* Start INFORMATION SHOWN *

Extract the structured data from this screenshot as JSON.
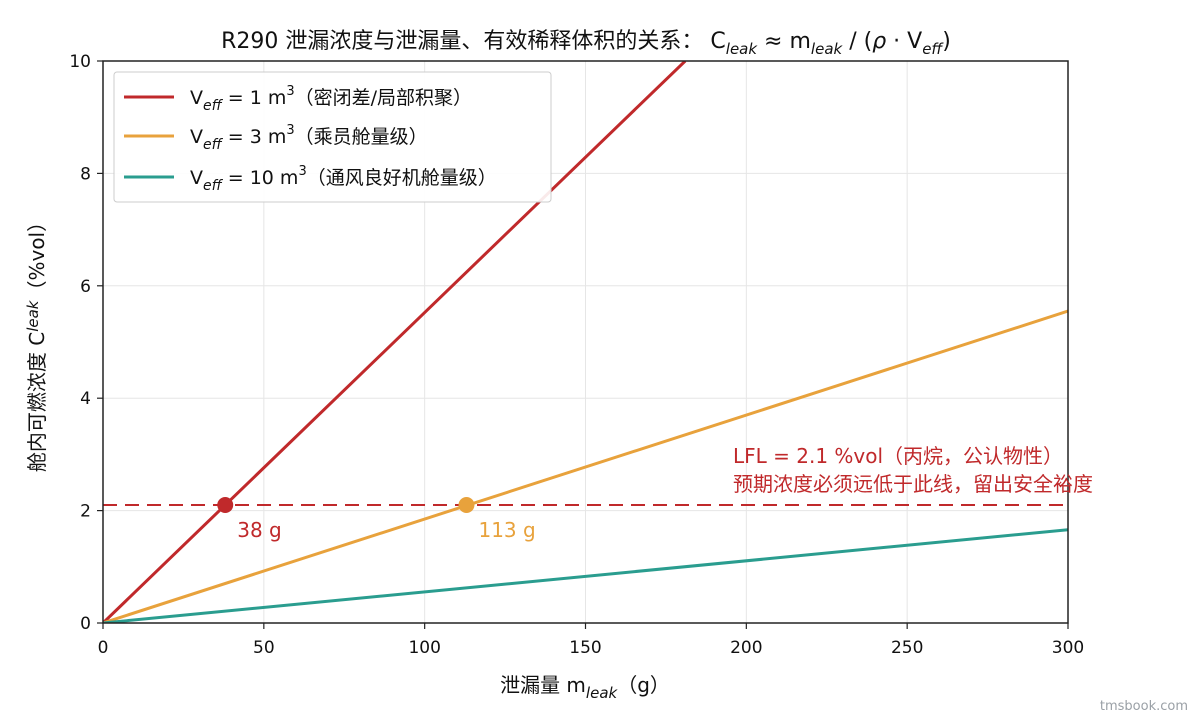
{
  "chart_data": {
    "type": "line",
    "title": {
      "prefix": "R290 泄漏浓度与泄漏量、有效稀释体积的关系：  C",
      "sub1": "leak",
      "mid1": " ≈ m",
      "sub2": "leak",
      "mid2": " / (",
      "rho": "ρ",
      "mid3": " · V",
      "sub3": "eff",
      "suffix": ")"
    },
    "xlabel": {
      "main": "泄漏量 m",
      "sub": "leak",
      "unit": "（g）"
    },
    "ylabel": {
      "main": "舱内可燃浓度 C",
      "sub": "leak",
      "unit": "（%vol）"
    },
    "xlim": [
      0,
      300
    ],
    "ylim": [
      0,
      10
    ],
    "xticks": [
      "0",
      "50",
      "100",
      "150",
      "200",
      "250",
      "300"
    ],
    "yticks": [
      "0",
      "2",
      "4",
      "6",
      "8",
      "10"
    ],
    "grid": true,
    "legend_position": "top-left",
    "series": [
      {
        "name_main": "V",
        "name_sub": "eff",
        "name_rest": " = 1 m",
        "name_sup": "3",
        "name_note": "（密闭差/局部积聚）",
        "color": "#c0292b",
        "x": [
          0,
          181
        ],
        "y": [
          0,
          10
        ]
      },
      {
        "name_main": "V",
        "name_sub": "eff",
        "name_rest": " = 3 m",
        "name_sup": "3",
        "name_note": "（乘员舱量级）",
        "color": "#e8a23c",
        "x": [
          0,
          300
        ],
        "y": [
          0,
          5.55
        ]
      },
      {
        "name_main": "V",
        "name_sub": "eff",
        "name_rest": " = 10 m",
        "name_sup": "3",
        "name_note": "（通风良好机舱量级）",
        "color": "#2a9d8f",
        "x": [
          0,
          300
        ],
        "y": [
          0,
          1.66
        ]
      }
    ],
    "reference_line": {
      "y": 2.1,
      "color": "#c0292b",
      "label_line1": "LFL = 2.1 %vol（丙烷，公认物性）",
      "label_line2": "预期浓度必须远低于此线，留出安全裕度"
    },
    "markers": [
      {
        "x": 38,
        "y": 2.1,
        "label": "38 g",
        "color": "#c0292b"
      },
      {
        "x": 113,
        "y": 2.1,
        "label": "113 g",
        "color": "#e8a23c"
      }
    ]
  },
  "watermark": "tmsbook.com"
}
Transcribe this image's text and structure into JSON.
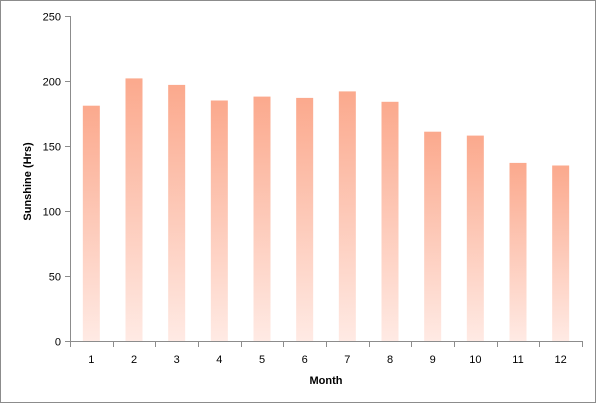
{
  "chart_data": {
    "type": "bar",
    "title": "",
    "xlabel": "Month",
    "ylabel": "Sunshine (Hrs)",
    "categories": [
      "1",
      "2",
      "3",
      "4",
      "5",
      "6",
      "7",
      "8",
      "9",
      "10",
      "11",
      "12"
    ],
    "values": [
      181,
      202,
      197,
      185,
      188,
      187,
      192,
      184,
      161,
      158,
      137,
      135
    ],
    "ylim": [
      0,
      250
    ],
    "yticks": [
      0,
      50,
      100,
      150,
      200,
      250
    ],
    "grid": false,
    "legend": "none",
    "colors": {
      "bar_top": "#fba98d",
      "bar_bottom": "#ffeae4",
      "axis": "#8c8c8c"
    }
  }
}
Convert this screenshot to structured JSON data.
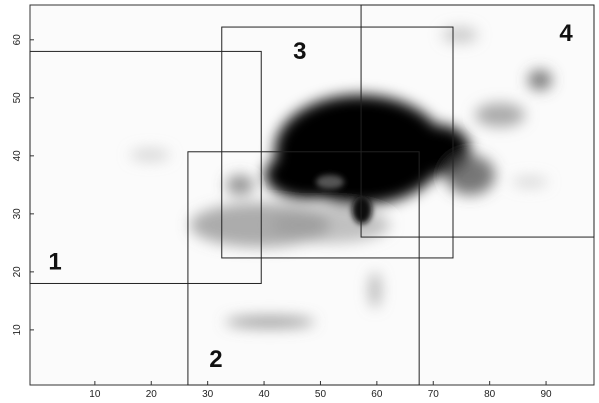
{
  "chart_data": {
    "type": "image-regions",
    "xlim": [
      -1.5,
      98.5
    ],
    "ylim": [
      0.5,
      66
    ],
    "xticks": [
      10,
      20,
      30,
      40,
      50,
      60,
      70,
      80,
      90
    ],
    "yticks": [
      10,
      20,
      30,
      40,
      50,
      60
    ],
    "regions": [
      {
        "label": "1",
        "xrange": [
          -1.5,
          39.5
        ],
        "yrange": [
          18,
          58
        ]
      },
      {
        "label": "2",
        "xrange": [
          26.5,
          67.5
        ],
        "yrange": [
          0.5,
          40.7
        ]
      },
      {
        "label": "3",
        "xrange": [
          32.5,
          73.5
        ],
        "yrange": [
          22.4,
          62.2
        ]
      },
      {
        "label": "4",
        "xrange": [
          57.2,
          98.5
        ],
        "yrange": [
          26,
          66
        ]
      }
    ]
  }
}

* End INFORMATION SHOWN *

◆ **TASK REQUIREMENTS**
Search the listing for the string "this". Copy each line where it turns up.

◆ **EXERCISE OUTPUT**
Extract the structured data from this screenshot as JSON.
Transcribe this image's text and structure into JSON.
Convert this screenshot to structured JSON data.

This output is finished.